Stored items
====
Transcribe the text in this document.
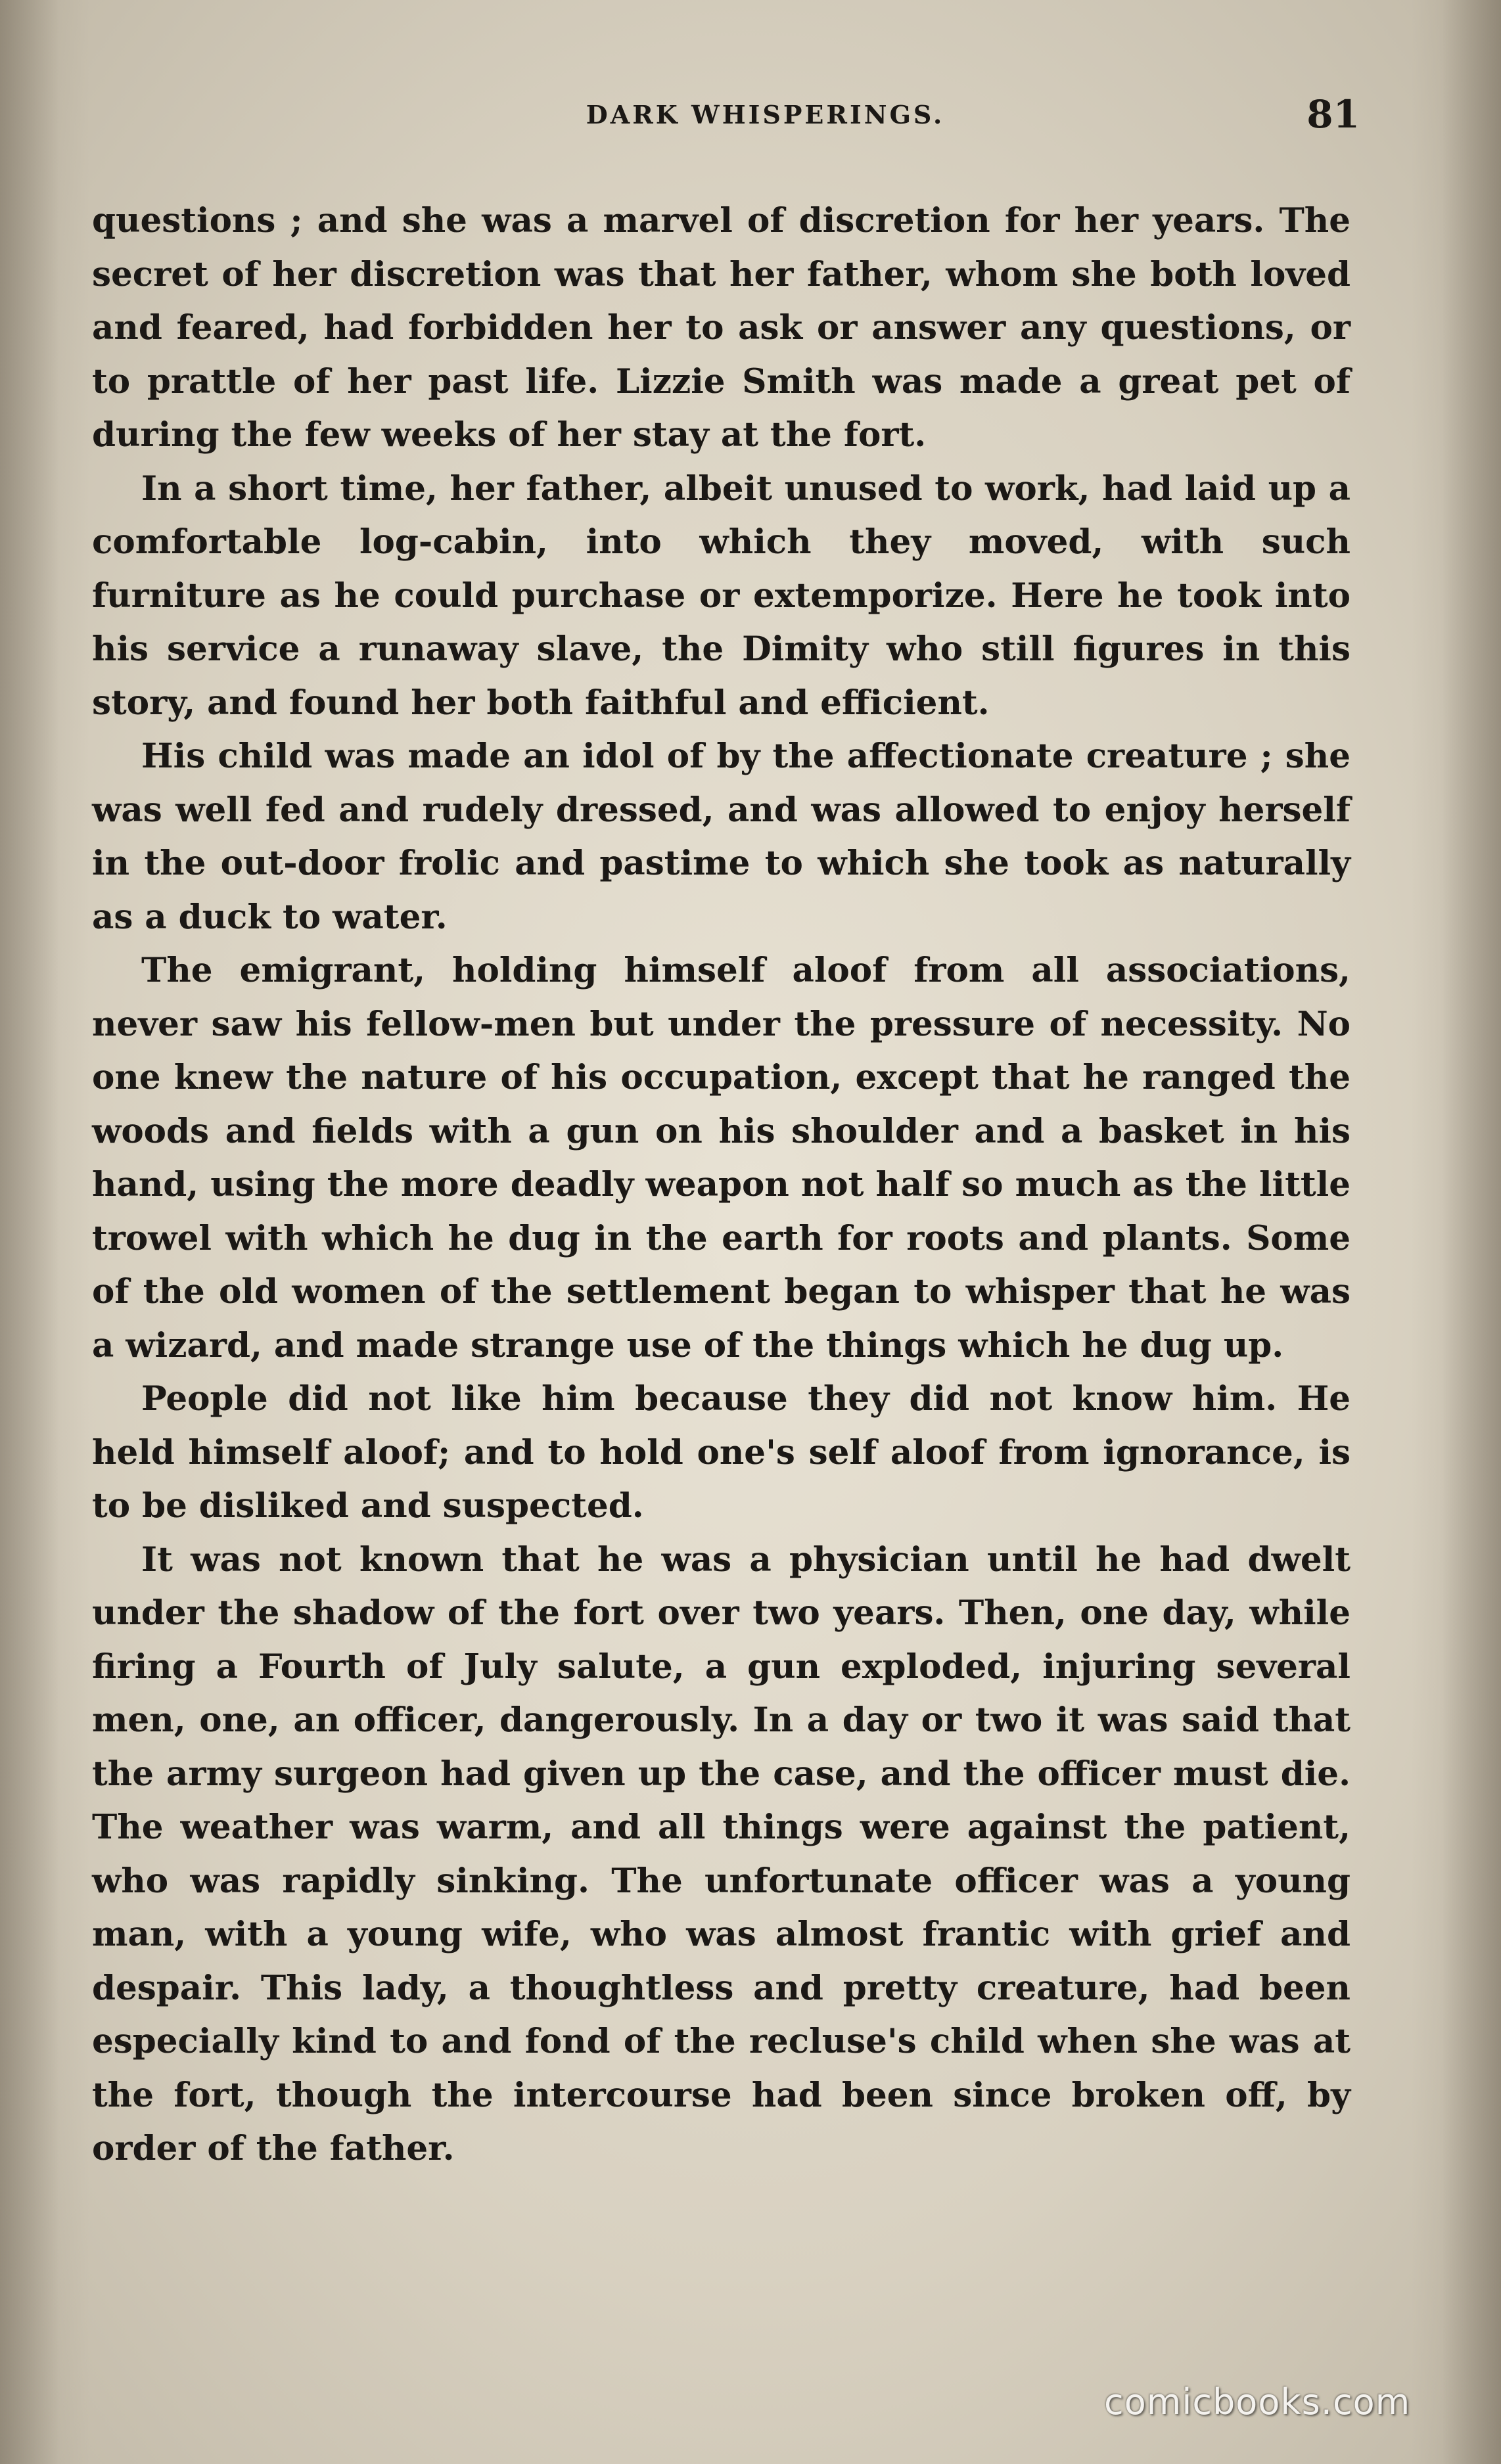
DARK WHISPERINGS.	81

questions ; and she was a marvel of discretion for her years. The secret of her discretion was that her father, whom she both loved and feared, had forbidden her to ask or answer any questions, or to prattle of her past life. Lizzie Smith was made a great pet of during the few weeks of her stay at the fort.

In a short time, her father, albeit unused to work, had laid up a comfortable log-cabin, into which they moved, with such furniture as he could purchase or extemporize. Here he took into his service a runaway slave, the Dimity who still figures in this story, and found her both faithful and efficient.

His child was made an idol of by the affectionate creature ; she was well fed and rudely dressed, and was allowed to enjoy herself in the out-door frolic and pastime to which she took as naturally as a duck to water.

The emigrant, holding himself aloof from all associations, never saw his fellow-men but under the pressure of necessity. No one knew the nature of his occupation, except that he ranged the woods and fields with a gun on his shoulder and a basket in his hand, using the more deadly weapon not half so much as the little trowel with which he dug in the earth for roots and plants. Some of the old women of the settlement began to whisper that he was a wizard, and made strange use of the things which he dug up.

People did not like him because they did not know him. He held himself aloof; and to hold one's self aloof from ignorance, is to be disliked and suspected.

It was not known that he was a physician until he had dwelt under the shadow of the fort over two years. Then, one day, while firing a Fourth of July salute, a gun exploded, injuring several men, one, an officer, dangerously. In a day or two it was said that the army surgeon had given up the case, and the officer must die. The weather was warm, and all things were against the patient, who was rapidly sinking. The unfortunate officer was a young man, with a young wife, who was almost frantic with grief and despair. This lady, a thoughtless and pretty creature, had been especially kind to and fond of the recluse's child when she was at the fort, though the intercourse had been since broken off, by order of the father.

comicbooks.com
====
WHAT YOU SHOULD DO
Check each line above for the string "aloof", then copy the ones that have it.

THE OUTPUT
The emigrant, holding himself aloof from all associations, never saw his fellow-men but under the pressure of necessity. No one knew the nature of his occupation, except that he ranged the woods and fields with a gun on his shoulder and a basket in his hand, using the more deadly weapon not half so much as the little trowel with which he dug in the earth for roots and plants. Some of the old women of the settlement began to whisper that he was a wizard, and made strange use of the things which he dug up.
People did not like him because they did not know him. He held himself aloof; and to hold one's self aloof from ignorance, is to be disliked and suspected.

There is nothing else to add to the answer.